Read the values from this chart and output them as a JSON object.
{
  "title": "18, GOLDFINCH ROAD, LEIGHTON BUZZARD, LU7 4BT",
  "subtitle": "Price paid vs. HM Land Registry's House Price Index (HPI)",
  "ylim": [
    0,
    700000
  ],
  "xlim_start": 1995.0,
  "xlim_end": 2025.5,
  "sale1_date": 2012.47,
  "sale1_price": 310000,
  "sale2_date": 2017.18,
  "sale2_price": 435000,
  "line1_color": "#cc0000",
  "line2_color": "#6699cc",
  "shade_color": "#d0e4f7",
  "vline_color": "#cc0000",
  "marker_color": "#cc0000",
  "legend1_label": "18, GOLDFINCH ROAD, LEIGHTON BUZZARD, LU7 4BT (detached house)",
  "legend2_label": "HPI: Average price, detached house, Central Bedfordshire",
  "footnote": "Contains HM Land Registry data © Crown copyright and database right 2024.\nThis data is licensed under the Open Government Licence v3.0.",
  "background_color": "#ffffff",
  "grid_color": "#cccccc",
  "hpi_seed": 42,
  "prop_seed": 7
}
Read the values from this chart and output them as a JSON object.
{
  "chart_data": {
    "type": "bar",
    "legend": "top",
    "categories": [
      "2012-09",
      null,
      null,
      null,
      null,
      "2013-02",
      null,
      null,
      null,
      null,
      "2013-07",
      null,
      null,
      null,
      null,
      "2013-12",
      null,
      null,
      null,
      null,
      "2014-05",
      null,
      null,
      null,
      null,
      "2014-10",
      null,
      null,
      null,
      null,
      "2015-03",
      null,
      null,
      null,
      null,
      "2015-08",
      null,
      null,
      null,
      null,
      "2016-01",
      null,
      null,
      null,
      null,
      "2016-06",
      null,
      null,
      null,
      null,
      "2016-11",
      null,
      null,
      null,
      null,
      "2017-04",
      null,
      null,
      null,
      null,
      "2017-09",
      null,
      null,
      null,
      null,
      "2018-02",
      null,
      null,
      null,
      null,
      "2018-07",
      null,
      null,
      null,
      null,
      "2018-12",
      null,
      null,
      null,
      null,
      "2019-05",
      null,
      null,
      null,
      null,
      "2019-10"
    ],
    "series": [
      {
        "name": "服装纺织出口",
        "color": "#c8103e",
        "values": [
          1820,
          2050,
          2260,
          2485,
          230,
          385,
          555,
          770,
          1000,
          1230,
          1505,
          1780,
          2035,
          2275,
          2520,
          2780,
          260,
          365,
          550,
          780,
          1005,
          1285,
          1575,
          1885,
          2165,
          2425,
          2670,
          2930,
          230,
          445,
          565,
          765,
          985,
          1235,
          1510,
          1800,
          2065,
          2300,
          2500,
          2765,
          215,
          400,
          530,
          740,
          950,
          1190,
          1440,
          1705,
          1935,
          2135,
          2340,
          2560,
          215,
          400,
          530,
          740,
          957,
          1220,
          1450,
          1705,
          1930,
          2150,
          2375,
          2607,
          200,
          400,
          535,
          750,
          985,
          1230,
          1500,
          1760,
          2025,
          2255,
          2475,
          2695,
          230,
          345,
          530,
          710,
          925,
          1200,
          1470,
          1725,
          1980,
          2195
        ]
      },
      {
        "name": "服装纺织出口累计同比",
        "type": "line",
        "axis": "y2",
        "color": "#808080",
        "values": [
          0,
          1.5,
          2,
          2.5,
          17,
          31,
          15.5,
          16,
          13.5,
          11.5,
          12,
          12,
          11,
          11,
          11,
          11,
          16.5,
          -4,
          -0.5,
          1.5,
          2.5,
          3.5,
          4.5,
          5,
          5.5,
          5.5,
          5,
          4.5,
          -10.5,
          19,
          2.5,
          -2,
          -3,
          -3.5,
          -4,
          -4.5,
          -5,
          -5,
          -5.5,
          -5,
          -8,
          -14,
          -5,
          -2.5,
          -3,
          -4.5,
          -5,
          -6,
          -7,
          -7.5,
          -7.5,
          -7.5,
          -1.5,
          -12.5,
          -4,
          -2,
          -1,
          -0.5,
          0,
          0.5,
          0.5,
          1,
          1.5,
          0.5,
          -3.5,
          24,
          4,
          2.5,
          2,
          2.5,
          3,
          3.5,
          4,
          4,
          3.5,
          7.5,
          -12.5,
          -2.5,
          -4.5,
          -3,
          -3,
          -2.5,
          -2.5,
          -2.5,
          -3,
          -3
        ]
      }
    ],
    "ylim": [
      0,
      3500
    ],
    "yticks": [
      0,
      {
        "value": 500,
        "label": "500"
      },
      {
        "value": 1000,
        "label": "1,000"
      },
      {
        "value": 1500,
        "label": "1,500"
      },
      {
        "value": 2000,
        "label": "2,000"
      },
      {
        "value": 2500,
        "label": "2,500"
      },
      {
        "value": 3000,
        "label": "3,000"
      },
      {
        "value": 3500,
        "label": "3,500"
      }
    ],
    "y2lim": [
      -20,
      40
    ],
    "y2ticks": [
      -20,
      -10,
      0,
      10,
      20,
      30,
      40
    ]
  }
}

▶ [What is expected]: Output all of the data again. Match it exactly.

▶ [Correct answer]:
Read the values from this chart and output them as a JSON object.
{
  "title": "18, GOLDFINCH ROAD, LEIGHTON BUZZARD, LU7 4BT",
  "subtitle": "Price paid vs. HM Land Registry's House Price Index (HPI)",
  "ylim": [
    0,
    700000
  ],
  "xlim_start": 1995.0,
  "xlim_end": 2025.5,
  "sale1_date": 2012.47,
  "sale1_price": 310000,
  "sale2_date": 2017.18,
  "sale2_price": 435000,
  "line1_color": "#cc0000",
  "line2_color": "#6699cc",
  "shade_color": "#d0e4f7",
  "vline_color": "#cc0000",
  "marker_color": "#cc0000",
  "legend1_label": "18, GOLDFINCH ROAD, LEIGHTON BUZZARD, LU7 4BT (detached house)",
  "legend2_label": "HPI: Average price, detached house, Central Bedfordshire",
  "footnote": "Contains HM Land Registry data © Crown copyright and database right 2024.\nThis data is licensed under the Open Government Licence v3.0.",
  "background_color": "#ffffff",
  "grid_color": "#cccccc",
  "hpi_seed": 42,
  "prop_seed": 7
}
Read the values from this chart and output them as a JSON object.
{
  "chart_data": {
    "type": "bar",
    "legend": "top",
    "categories": [
      "2012-09",
      null,
      null,
      null,
      null,
      "2013-02",
      null,
      null,
      null,
      null,
      "2013-07",
      null,
      null,
      null,
      null,
      "2013-12",
      null,
      null,
      null,
      null,
      "2014-05",
      null,
      null,
      null,
      null,
      "2014-10",
      null,
      null,
      null,
      null,
      "2015-03",
      null,
      null,
      null,
      null,
      "2015-08",
      null,
      null,
      null,
      null,
      "2016-01",
      null,
      null,
      null,
      null,
      "2016-06",
      null,
      null,
      null,
      null,
      "2016-11",
      null,
      null,
      null,
      null,
      "2017-04",
      null,
      null,
      null,
      null,
      "2017-09",
      null,
      null,
      null,
      null,
      "2018-02",
      null,
      null,
      null,
      null,
      "2018-07",
      null,
      null,
      null,
      null,
      "2018-12",
      null,
      null,
      null,
      null,
      "2019-05",
      null,
      null,
      null,
      null,
      "2019-10"
    ],
    "series": [
      {
        "name": "服装纺织出口",
        "color": "#c8103e",
        "values": [
          1820,
          2050,
          2260,
          2485,
          230,
          385,
          555,
          770,
          1000,
          1230,
          1505,
          1780,
          2035,
          2275,
          2520,
          2780,
          260,
          365,
          550,
          780,
          1005,
          1285,
          1575,
          1885,
          2165,
          2425,
          2670,
          2930,
          230,
          445,
          565,
          765,
          985,
          1235,
          1510,
          1800,
          2065,
          2300,
          2500,
          2765,
          215,
          400,
          530,
          740,
          950,
          1190,
          1440,
          1705,
          1935,
          2135,
          2340,
          2560,
          215,
          400,
          530,
          740,
          957,
          1220,
          1450,
          1705,
          1930,
          2150,
          2375,
          2607,
          200,
          400,
          535,
          750,
          985,
          1230,
          1500,
          1760,
          2025,
          2255,
          2475,
          2695,
          230,
          345,
          530,
          710,
          925,
          1200,
          1470,
          1725,
          1980,
          2195
        ]
      },
      {
        "name": "服装纺织出口累计同比",
        "type": "line",
        "axis": "y2",
        "color": "#808080",
        "values": [
          0,
          1.5,
          2,
          2.5,
          17,
          31,
          15.5,
          16,
          13.5,
          11.5,
          12,
          12,
          11,
          11,
          11,
          11,
          16.5,
          -4,
          -0.5,
          1.5,
          2.5,
          3.5,
          4.5,
          5,
          5.5,
          5.5,
          5,
          4.5,
          -10.5,
          19,
          2.5,
          -2,
          -3,
          -3.5,
          -4,
          -4.5,
          -5,
          -5,
          -5.5,
          -5,
          -8,
          -14,
          -5,
          -2.5,
          -3,
          -4.5,
          -5,
          -6,
          -7,
          -7.5,
          -7.5,
          -7.5,
          -1.5,
          -12.5,
          -4,
          -2,
          -1,
          -0.5,
          0,
          0.5,
          0.5,
          1,
          1.5,
          0.5,
          -3.5,
          24,
          4,
          2.5,
          2,
          2.5,
          3,
          3.5,
          4,
          4,
          3.5,
          7.5,
          -12.5,
          -2.5,
          -4.5,
          -3,
          -3,
          -2.5,
          -2.5,
          -2.5,
          -3,
          -3
        ]
      }
    ],
    "ylim": [
      0,
      3500
    ],
    "yticks": [
      0,
      {
        "value": 500,
        "label": "500"
      },
      {
        "value": 1000,
        "label": "1,000"
      },
      {
        "value": 1500,
        "label": "1,500"
      },
      {
        "value": 2000,
        "label": "2,000"
      },
      {
        "value": 2500,
        "label": "2,500"
      },
      {
        "value": 3000,
        "label": "3,000"
      },
      {
        "value": 3500,
        "label": "3,500"
      }
    ],
    "y2lim": [
      -20,
      40
    ],
    "y2ticks": [
      -20,
      -10,
      0,
      10,
      20,
      30,
      40
    ]
  }
}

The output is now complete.